[Exercise data]
==================================================

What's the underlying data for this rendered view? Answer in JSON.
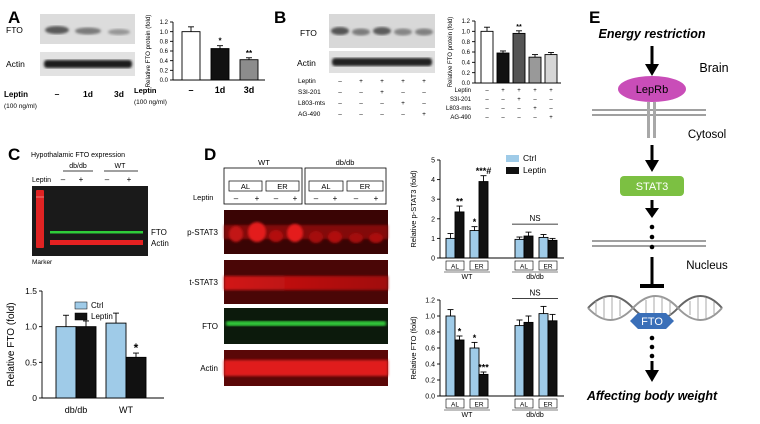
{
  "panel_letters": [
    "A",
    "B",
    "C",
    "D",
    "E"
  ],
  "panel_a": {
    "blot_labels": [
      "FTO",
      "Actin"
    ],
    "treatment_label": "Leptin",
    "treatment_dose": "(100 ng/ml)",
    "lanes": [
      "–",
      "1d",
      "3d"
    ]
  },
  "panel_b": {
    "blot_labels": [
      "FTO",
      "Actin"
    ],
    "row_labels": [
      "Leptin",
      "S3I-201",
      "L803-mts",
      "AG-490"
    ],
    "blot_matrix": [
      [
        "–",
        "+",
        "+",
        "+",
        "+"
      ],
      [
        "–",
        "–",
        "+",
        "–",
        "–"
      ],
      [
        "–",
        "–",
        "–",
        "+",
        "–"
      ],
      [
        "–",
        "–",
        "–",
        "–",
        "+"
      ]
    ]
  },
  "panel_c": {
    "title": "Hypothalamic FTO expression",
    "groups": [
      "db/db",
      "WT"
    ],
    "leptin_label": "Leptin",
    "lane_signs": [
      "–",
      "+",
      "–",
      "+"
    ],
    "band_labels": [
      "FTO",
      "Actin"
    ],
    "marker_label": "Marker"
  },
  "panel_d": {
    "group_labels": [
      "WT",
      "db/db"
    ],
    "diet_labels": [
      "AL",
      "ER",
      "AL",
      "ER"
    ],
    "leptin_label": "Leptin",
    "lane_signs": [
      "–",
      "+",
      "–",
      "+",
      "–",
      "+",
      "–",
      "+"
    ],
    "blot_labels": [
      "p-STAT3",
      "t-STAT3",
      "FTO",
      "Actin"
    ],
    "ns_label": "NS"
  },
  "panel_e": {
    "top": "Energy restriction",
    "brain": "Brain",
    "receptor": "LepRb",
    "cytosol": "Cytosol",
    "stat": "STAT3",
    "nucleus": "Nucleus",
    "gene": "FTO",
    "bottom": "Affecting body weight"
  },
  "chart_data": [
    {
      "id": "A",
      "type": "bar",
      "ylabel": "Relative FTO protein (fold)",
      "ylim": [
        0,
        1.2
      ],
      "yticks": [
        "0.0",
        "0.2",
        "0.4",
        "0.6",
        "0.8",
        "1.0",
        "1.2"
      ],
      "categories": [
        "–",
        "1d",
        "3d"
      ],
      "category_row_label": "Leptin",
      "category_row_sublabel": "(100 ng/ml)",
      "values": [
        1.0,
        0.65,
        0.42
      ],
      "errors": [
        0.1,
        0.06,
        0.04
      ],
      "colors": [
        "#ffffff",
        "#111111",
        "#8c8c8c"
      ],
      "annotations": [
        "",
        "*",
        "**"
      ]
    },
    {
      "id": "B",
      "type": "bar",
      "ylabel": "Relative FTO protein (fold)",
      "ylim": [
        0,
        1.2
      ],
      "yticks": [
        "0.0",
        "0.2",
        "0.4",
        "0.6",
        "0.8",
        "1.0",
        "1.2"
      ],
      "row_labels": [
        "Leptin",
        "S3I-201",
        "L803-mts",
        "AG-490"
      ],
      "matrix": [
        [
          "–",
          "+",
          "+",
          "+",
          "+"
        ],
        [
          "–",
          "–",
          "+",
          "–",
          "–"
        ],
        [
          "–",
          "–",
          "–",
          "+",
          "–"
        ],
        [
          "–",
          "–",
          "–",
          "–",
          "+"
        ]
      ],
      "values": [
        1.0,
        0.58,
        0.96,
        0.5,
        0.55
      ],
      "errors": [
        0.08,
        0.04,
        0.05,
        0.05,
        0.04
      ],
      "colors": [
        "#ffffff",
        "#111111",
        "#555555",
        "#999999",
        "#d6d6d6"
      ],
      "annotations": [
        "",
        "",
        "**",
        "",
        ""
      ]
    },
    {
      "id": "C",
      "type": "bar",
      "ylabel": "Relative FTO (fold)",
      "ylim": [
        0,
        1.5
      ],
      "yticks": [
        "0",
        "0.5",
        "1.0",
        "1.5"
      ],
      "categories": [
        "db/db",
        "WT"
      ],
      "series": [
        {
          "name": "Ctrl",
          "color": "#9fcbe8",
          "values": [
            1.0,
            1.05
          ],
          "errors": [
            0.16,
            0.14
          ]
        },
        {
          "name": "Leptin",
          "color": "#111111",
          "values": [
            1.0,
            0.57
          ],
          "errors": [
            0.08,
            0.06
          ]
        }
      ],
      "annotations": [
        [
          "",
          ""
        ],
        [
          "",
          "*"
        ]
      ]
    },
    {
      "id": "D-top",
      "type": "bar",
      "ylabel": "Relative p-STAT3 (fold)",
      "ylim": [
        0,
        5
      ],
      "yticks": [
        "0",
        "1",
        "2",
        "3",
        "4",
        "5"
      ],
      "categories": [
        "AL",
        "ER",
        "AL",
        "ER"
      ],
      "groups": [
        "WT",
        "db/db"
      ],
      "series": [
        {
          "name": "Ctrl",
          "color": "#9fcbe8",
          "values": [
            1.0,
            1.4,
            0.95,
            1.05
          ],
          "errors": [
            0.25,
            0.2,
            0.12,
            0.15
          ]
        },
        {
          "name": "Leptin",
          "color": "#111111",
          "values": [
            2.35,
            3.9,
            1.12,
            0.9
          ],
          "errors": [
            0.3,
            0.3,
            0.2,
            0.1
          ]
        }
      ],
      "annotations": [
        [
          "",
          "**"
        ],
        [
          "*",
          "***#"
        ],
        [
          "",
          ""
        ],
        [
          "",
          ""
        ]
      ],
      "bracket_label": "NS",
      "legend": "top-right"
    },
    {
      "id": "D-bottom",
      "type": "bar",
      "ylabel": "Relative FTO (fold)",
      "ylim": [
        0,
        1.2
      ],
      "yticks": [
        "0.0",
        "0.2",
        "0.4",
        "0.6",
        "0.8",
        "1.0",
        "1.2"
      ],
      "categories": [
        "AL",
        "ER",
        "AL",
        "ER"
      ],
      "groups": [
        "WT",
        "db/db"
      ],
      "series": [
        {
          "name": "Ctrl",
          "color": "#9fcbe8",
          "values": [
            1.0,
            0.6,
            0.88,
            1.03
          ],
          "errors": [
            0.08,
            0.07,
            0.07,
            0.09
          ]
        },
        {
          "name": "Leptin",
          "color": "#111111",
          "values": [
            0.7,
            0.27,
            0.92,
            0.94
          ],
          "errors": [
            0.05,
            0.03,
            0.08,
            0.08
          ]
        }
      ],
      "annotations": [
        [
          "",
          "*"
        ],
        [
          "*",
          "***"
        ],
        [
          "",
          ""
        ],
        [
          "",
          ""
        ]
      ],
      "bracket_label": "NS"
    }
  ]
}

==================================================

[Task instructions] None of the pictures should be reproduced; all other material above must be set down exactly.

[Exercise answer]
What's the underlying data for this rendered view? Answer in JSON.
{
  "panel_letters": [
    "A",
    "B",
    "C",
    "D",
    "E"
  ],
  "panel_a": {
    "blot_labels": [
      "FTO",
      "Actin"
    ],
    "treatment_label": "Leptin",
    "treatment_dose": "(100 ng/ml)",
    "lanes": [
      "–",
      "1d",
      "3d"
    ]
  },
  "panel_b": {
    "blot_labels": [
      "FTO",
      "Actin"
    ],
    "row_labels": [
      "Leptin",
      "S3I-201",
      "L803-mts",
      "AG-490"
    ],
    "blot_matrix": [
      [
        "–",
        "+",
        "+",
        "+",
        "+"
      ],
      [
        "–",
        "–",
        "+",
        "–",
        "–"
      ],
      [
        "–",
        "–",
        "–",
        "+",
        "–"
      ],
      [
        "–",
        "–",
        "–",
        "–",
        "+"
      ]
    ]
  },
  "panel_c": {
    "title": "Hypothalamic FTO expression",
    "groups": [
      "db/db",
      "WT"
    ],
    "leptin_label": "Leptin",
    "lane_signs": [
      "–",
      "+",
      "–",
      "+"
    ],
    "band_labels": [
      "FTO",
      "Actin"
    ],
    "marker_label": "Marker"
  },
  "panel_d": {
    "group_labels": [
      "WT",
      "db/db"
    ],
    "diet_labels": [
      "AL",
      "ER",
      "AL",
      "ER"
    ],
    "leptin_label": "Leptin",
    "lane_signs": [
      "–",
      "+",
      "–",
      "+",
      "–",
      "+",
      "–",
      "+"
    ],
    "blot_labels": [
      "p-STAT3",
      "t-STAT3",
      "FTO",
      "Actin"
    ],
    "ns_label": "NS"
  },
  "panel_e": {
    "top": "Energy restriction",
    "brain": "Brain",
    "receptor": "LepRb",
    "cytosol": "Cytosol",
    "stat": "STAT3",
    "nucleus": "Nucleus",
    "gene": "FTO",
    "bottom": "Affecting body weight"
  },
  "chart_data": [
    {
      "id": "A",
      "type": "bar",
      "ylabel": "Relative FTO protein (fold)",
      "ylim": [
        0,
        1.2
      ],
      "yticks": [
        "0.0",
        "0.2",
        "0.4",
        "0.6",
        "0.8",
        "1.0",
        "1.2"
      ],
      "categories": [
        "–",
        "1d",
        "3d"
      ],
      "category_row_label": "Leptin",
      "category_row_sublabel": "(100 ng/ml)",
      "values": [
        1.0,
        0.65,
        0.42
      ],
      "errors": [
        0.1,
        0.06,
        0.04
      ],
      "colors": [
        "#ffffff",
        "#111111",
        "#8c8c8c"
      ],
      "annotations": [
        "",
        "*",
        "**"
      ]
    },
    {
      "id": "B",
      "type": "bar",
      "ylabel": "Relative FTO protein (fold)",
      "ylim": [
        0,
        1.2
      ],
      "yticks": [
        "0.0",
        "0.2",
        "0.4",
        "0.6",
        "0.8",
        "1.0",
        "1.2"
      ],
      "row_labels": [
        "Leptin",
        "S3I-201",
        "L803-mts",
        "AG-490"
      ],
      "matrix": [
        [
          "–",
          "+",
          "+",
          "+",
          "+"
        ],
        [
          "–",
          "–",
          "+",
          "–",
          "–"
        ],
        [
          "–",
          "–",
          "–",
          "+",
          "–"
        ],
        [
          "–",
          "–",
          "–",
          "–",
          "+"
        ]
      ],
      "values": [
        1.0,
        0.58,
        0.96,
        0.5,
        0.55
      ],
      "errors": [
        0.08,
        0.04,
        0.05,
        0.05,
        0.04
      ],
      "colors": [
        "#ffffff",
        "#111111",
        "#555555",
        "#999999",
        "#d6d6d6"
      ],
      "annotations": [
        "",
        "",
        "**",
        "",
        ""
      ]
    },
    {
      "id": "C",
      "type": "bar",
      "ylabel": "Relative FTO (fold)",
      "ylim": [
        0,
        1.5
      ],
      "yticks": [
        "0",
        "0.5",
        "1.0",
        "1.5"
      ],
      "categories": [
        "db/db",
        "WT"
      ],
      "series": [
        {
          "name": "Ctrl",
          "color": "#9fcbe8",
          "values": [
            1.0,
            1.05
          ],
          "errors": [
            0.16,
            0.14
          ]
        },
        {
          "name": "Leptin",
          "color": "#111111",
          "values": [
            1.0,
            0.57
          ],
          "errors": [
            0.08,
            0.06
          ]
        }
      ],
      "annotations": [
        [
          "",
          ""
        ],
        [
          "",
          "*"
        ]
      ]
    },
    {
      "id": "D-top",
      "type": "bar",
      "ylabel": "Relative p-STAT3 (fold)",
      "ylim": [
        0,
        5
      ],
      "yticks": [
        "0",
        "1",
        "2",
        "3",
        "4",
        "5"
      ],
      "categories": [
        "AL",
        "ER",
        "AL",
        "ER"
      ],
      "groups": [
        "WT",
        "db/db"
      ],
      "series": [
        {
          "name": "Ctrl",
          "color": "#9fcbe8",
          "values": [
            1.0,
            1.4,
            0.95,
            1.05
          ],
          "errors": [
            0.25,
            0.2,
            0.12,
            0.15
          ]
        },
        {
          "name": "Leptin",
          "color": "#111111",
          "values": [
            2.35,
            3.9,
            1.12,
            0.9
          ],
          "errors": [
            0.3,
            0.3,
            0.2,
            0.1
          ]
        }
      ],
      "annotations": [
        [
          "",
          "**"
        ],
        [
          "*",
          "***#"
        ],
        [
          "",
          ""
        ],
        [
          "",
          ""
        ]
      ],
      "bracket_label": "NS",
      "legend": "top-right"
    },
    {
      "id": "D-bottom",
      "type": "bar",
      "ylabel": "Relative FTO (fold)",
      "ylim": [
        0,
        1.2
      ],
      "yticks": [
        "0.0",
        "0.2",
        "0.4",
        "0.6",
        "0.8",
        "1.0",
        "1.2"
      ],
      "categories": [
        "AL",
        "ER",
        "AL",
        "ER"
      ],
      "groups": [
        "WT",
        "db/db"
      ],
      "series": [
        {
          "name": "Ctrl",
          "color": "#9fcbe8",
          "values": [
            1.0,
            0.6,
            0.88,
            1.03
          ],
          "errors": [
            0.08,
            0.07,
            0.07,
            0.09
          ]
        },
        {
          "name": "Leptin",
          "color": "#111111",
          "values": [
            0.7,
            0.27,
            0.92,
            0.94
          ],
          "errors": [
            0.05,
            0.03,
            0.08,
            0.08
          ]
        }
      ],
      "annotations": [
        [
          "",
          "*"
        ],
        [
          "*",
          "***"
        ],
        [
          "",
          ""
        ],
        [
          "",
          ""
        ]
      ],
      "bracket_label": "NS"
    }
  ]
}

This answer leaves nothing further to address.